• [Stated problem 1]
Reproduce the rows verbatim, from the first row up to and including the row containing "svg-text:数据结果依据可视化: 数据结果依据可视化 (321, 953, 519, 978)".

This inverse relationship also happens when countries devalue their currencies through inflation. This is one argument for the gold standard, it is said to keep monitary policies honest.

oil_and_gold-111

There are many reasons why the value of the dollar has an impact on commodity prices worldwide, namely commodities are typically priced in dollars. When the value of the dollar drops, it will take more dollars to buy the same amount of commodities. Commodities are traded in dollars because currently the dollar serves as the world’s reserve currency. Some countries, like the BRIC’s (Brazil, Russia, India and China are trying to change that and use the Chinese Yuan as a reserve currency or a basket of currencies from other countries rather than simply the US dollar.

Another reason is that commodities are traded around the world; foreign buyers purchase our commodities: corn, soybeans, rice, wheat, oil, etc., with dollars they have received in trade as we have purchased products they have manufactured. When the value of the dollar drops, they have more buying power and simple economics tells us that demand typically increases as prices drop.

Commodity traders often keep a close eye on the value of the dollar. An easy way to monitor the dollar is to watch the price quotes on the Dollar Index on the ICE Futures Exchange. It is an index of how the dollar is valued against a group of other major currencies around the world. The price of the index is traded like any other futures contract and you can get quotes throughout the day.

Commodity prices don’t necessarily tick higher for every tick lower in the Dollar Index, but there is a strong inverse relationship over time. Individual commodities can also buck the trend if other over whelming forces are causing the price to move along with the dollar.

Lately the dollar has gained strength against a backdrop of many countries whose currencies are weakening. This has been a factor in the lower prices we have seen at the pump. This strengthening has also had an impact on other commodities, precious metals, gold, silver, platinum, etc.

Typically, gold is seen by investors as a backup for the dollar. As the dollar weakens, the price of gold increases. As the dollar gains strength, gold prices drop. It is similar to the relationship between the dollar and oil. Which begs the question, is there a correlation between oil and gold?

• [Data for this exercise]
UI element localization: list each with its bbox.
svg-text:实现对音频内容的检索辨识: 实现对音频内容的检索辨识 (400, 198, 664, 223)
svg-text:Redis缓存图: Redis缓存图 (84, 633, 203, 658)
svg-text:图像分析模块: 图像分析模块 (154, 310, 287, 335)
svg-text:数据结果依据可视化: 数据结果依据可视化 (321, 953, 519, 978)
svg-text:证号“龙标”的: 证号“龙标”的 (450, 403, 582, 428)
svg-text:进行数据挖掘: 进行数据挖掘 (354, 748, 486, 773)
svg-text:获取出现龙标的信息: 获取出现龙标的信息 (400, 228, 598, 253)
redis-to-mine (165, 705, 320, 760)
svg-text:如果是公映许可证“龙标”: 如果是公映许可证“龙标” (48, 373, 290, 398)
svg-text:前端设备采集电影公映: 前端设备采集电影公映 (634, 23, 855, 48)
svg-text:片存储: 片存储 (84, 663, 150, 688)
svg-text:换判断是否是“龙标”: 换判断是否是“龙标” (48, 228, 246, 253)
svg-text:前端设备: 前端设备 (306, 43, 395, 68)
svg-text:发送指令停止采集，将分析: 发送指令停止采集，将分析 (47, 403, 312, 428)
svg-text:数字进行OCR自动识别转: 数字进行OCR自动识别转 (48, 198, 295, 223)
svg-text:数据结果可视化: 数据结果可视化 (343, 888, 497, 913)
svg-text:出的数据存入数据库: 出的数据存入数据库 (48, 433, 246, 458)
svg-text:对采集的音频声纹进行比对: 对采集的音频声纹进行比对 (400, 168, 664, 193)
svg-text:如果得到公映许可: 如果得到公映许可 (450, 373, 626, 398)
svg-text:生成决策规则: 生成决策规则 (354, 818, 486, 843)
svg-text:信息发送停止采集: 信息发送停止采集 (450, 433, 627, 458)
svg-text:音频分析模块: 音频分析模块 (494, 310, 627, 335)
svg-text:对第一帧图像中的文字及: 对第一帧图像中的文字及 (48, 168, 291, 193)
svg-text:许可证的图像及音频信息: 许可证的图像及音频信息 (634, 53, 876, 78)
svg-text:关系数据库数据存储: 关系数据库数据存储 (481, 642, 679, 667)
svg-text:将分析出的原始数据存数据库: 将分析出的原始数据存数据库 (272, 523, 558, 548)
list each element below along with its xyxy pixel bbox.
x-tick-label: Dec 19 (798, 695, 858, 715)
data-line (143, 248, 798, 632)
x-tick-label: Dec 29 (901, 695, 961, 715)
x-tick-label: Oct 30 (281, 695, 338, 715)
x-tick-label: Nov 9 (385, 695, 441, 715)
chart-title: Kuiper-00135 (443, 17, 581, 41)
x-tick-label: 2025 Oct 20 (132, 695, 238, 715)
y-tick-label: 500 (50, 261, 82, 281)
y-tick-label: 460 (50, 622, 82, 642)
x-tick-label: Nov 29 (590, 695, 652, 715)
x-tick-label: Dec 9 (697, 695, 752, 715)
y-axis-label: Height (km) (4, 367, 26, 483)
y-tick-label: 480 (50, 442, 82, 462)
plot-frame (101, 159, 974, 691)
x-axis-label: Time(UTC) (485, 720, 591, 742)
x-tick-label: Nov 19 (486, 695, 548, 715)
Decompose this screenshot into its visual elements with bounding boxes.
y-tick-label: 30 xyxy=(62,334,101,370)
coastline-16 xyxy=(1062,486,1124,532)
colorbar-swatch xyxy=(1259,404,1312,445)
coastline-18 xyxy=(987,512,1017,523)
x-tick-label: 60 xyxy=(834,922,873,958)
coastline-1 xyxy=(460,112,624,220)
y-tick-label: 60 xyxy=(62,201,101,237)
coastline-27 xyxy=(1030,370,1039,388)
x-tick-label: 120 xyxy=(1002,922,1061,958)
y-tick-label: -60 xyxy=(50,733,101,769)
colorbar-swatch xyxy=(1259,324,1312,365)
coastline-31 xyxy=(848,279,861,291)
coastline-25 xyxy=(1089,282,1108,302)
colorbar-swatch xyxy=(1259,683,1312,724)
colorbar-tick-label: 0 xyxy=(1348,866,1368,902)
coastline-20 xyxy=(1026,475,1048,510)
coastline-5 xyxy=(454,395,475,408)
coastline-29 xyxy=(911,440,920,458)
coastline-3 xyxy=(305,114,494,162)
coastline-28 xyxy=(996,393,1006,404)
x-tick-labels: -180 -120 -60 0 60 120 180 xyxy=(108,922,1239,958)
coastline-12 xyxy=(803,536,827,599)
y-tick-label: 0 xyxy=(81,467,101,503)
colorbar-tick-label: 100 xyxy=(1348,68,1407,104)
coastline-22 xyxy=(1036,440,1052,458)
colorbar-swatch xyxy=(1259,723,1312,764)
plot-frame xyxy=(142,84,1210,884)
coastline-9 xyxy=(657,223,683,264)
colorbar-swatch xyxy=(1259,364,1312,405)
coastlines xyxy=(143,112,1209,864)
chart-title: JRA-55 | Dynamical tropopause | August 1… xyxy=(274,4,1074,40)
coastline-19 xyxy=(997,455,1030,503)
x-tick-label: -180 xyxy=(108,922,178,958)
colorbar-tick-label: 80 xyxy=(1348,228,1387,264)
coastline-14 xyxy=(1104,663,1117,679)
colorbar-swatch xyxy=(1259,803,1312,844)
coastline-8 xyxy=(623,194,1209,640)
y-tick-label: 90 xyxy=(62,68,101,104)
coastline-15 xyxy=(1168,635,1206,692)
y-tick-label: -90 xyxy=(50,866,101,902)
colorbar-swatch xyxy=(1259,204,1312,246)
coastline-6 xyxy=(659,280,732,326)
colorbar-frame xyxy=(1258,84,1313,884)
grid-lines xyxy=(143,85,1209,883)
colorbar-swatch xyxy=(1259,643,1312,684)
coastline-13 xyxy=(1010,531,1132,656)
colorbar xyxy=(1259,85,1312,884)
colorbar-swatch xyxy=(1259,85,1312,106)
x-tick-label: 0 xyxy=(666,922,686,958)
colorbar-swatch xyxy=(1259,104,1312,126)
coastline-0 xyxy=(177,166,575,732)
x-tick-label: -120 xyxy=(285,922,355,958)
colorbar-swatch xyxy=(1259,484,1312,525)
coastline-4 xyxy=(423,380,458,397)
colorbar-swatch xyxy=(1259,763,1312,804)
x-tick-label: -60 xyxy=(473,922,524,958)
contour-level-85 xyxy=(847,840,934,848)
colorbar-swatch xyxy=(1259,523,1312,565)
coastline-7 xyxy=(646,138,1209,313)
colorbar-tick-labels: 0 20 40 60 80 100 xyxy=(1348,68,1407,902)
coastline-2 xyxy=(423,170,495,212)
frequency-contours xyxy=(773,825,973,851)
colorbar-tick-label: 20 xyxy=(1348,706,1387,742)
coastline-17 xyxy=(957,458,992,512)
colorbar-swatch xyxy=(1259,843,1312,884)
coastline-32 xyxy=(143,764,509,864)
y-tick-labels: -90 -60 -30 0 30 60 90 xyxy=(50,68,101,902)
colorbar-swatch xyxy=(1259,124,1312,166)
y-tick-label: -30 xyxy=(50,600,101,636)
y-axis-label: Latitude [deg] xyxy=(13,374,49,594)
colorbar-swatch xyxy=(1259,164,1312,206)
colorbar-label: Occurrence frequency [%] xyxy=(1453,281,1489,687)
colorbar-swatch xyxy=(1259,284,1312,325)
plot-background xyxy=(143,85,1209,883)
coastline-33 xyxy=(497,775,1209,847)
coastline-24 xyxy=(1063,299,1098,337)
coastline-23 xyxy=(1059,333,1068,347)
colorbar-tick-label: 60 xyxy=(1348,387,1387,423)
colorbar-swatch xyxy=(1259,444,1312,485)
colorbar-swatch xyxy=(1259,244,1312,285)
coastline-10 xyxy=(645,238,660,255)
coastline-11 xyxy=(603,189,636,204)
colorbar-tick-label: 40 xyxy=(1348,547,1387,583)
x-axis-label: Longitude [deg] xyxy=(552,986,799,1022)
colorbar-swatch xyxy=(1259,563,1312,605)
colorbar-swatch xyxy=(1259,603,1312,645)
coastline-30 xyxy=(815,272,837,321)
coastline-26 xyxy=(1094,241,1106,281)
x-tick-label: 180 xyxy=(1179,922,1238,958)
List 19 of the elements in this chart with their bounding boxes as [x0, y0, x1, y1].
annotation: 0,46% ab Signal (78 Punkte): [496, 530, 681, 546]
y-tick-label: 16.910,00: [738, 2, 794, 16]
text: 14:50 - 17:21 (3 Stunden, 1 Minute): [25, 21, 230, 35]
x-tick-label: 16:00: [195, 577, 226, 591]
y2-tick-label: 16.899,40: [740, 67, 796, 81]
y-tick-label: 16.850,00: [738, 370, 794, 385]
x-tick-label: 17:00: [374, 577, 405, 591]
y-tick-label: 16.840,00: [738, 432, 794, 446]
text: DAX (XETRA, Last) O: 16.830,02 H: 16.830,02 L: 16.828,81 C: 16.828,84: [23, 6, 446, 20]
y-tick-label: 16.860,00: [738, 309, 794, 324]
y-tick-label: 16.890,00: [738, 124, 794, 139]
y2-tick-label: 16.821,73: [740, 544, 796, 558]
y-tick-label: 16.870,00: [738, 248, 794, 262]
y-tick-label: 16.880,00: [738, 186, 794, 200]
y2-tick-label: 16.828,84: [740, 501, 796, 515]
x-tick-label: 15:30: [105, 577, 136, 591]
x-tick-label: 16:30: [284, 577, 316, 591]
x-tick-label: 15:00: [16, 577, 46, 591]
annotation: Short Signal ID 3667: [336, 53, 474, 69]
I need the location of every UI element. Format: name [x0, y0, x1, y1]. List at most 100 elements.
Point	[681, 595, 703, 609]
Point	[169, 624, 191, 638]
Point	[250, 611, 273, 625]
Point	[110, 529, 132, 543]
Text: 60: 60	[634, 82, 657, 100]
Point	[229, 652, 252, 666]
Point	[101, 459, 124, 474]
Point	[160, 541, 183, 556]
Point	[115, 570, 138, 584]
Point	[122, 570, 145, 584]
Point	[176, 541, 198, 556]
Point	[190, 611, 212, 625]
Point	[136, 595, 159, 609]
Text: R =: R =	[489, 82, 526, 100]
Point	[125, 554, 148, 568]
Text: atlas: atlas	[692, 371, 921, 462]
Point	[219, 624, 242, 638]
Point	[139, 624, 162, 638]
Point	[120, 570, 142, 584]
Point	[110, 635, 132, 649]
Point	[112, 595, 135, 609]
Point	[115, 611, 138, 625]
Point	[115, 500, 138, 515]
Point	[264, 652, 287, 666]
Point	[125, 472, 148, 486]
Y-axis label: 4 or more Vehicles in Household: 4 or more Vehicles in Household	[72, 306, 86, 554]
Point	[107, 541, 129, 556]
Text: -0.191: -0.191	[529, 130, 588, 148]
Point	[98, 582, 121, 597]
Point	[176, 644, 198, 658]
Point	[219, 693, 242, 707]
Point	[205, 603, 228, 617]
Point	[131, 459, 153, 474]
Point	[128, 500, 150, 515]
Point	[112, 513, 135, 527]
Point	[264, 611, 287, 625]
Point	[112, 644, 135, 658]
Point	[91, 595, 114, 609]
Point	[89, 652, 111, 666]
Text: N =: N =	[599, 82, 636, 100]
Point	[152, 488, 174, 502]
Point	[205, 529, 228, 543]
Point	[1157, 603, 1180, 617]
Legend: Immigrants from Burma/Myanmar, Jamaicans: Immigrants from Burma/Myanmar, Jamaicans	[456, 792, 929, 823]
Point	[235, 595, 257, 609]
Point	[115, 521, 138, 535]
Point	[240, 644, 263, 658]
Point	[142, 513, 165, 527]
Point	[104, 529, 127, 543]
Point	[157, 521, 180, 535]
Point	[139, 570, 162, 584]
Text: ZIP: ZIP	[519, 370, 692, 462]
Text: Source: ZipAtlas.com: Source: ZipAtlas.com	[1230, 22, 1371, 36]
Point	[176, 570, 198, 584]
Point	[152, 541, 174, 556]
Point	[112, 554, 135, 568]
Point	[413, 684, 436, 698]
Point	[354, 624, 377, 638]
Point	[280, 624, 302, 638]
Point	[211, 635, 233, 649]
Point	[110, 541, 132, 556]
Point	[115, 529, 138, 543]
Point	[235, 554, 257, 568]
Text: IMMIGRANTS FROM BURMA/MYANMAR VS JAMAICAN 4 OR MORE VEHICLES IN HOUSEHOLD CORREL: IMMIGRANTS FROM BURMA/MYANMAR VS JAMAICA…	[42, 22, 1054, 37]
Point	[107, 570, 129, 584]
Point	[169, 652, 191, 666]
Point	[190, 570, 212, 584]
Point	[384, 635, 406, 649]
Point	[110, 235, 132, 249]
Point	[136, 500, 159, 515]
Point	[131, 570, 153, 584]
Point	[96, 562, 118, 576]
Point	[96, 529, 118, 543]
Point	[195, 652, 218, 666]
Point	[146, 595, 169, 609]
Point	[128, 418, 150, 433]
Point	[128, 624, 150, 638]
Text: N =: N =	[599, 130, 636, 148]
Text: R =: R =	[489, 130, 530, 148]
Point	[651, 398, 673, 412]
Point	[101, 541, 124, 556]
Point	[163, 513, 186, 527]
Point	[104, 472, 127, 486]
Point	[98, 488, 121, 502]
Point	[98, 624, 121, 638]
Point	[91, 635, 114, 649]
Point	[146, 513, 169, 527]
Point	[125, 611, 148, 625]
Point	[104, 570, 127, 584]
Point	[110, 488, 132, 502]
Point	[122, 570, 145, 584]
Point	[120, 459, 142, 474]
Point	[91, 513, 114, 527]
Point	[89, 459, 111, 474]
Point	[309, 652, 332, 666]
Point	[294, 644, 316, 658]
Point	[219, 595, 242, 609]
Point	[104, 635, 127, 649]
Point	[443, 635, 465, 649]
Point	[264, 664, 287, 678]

• [Stated problem 2]
In the passage on the dollar and commodity prices, why are commodities traded in dollars?

• [Complete answer 1]
UI element localization: list each with its bbox.
svg-text:实现对音频内容的检索辨识: 实现对音频内容的检索辨识 (400, 198, 664, 223)
svg-text:Redis缓存图: Redis缓存图 (84, 633, 203, 658)
svg-text:图像分析模块: 图像分析模块 (154, 310, 287, 335)
svg-text:数据结果依据可视化: 数据结果依据可视化 (321, 953, 519, 978)

• [Complete answer 2]
Because the dollar currently serves as the world's reserve currency.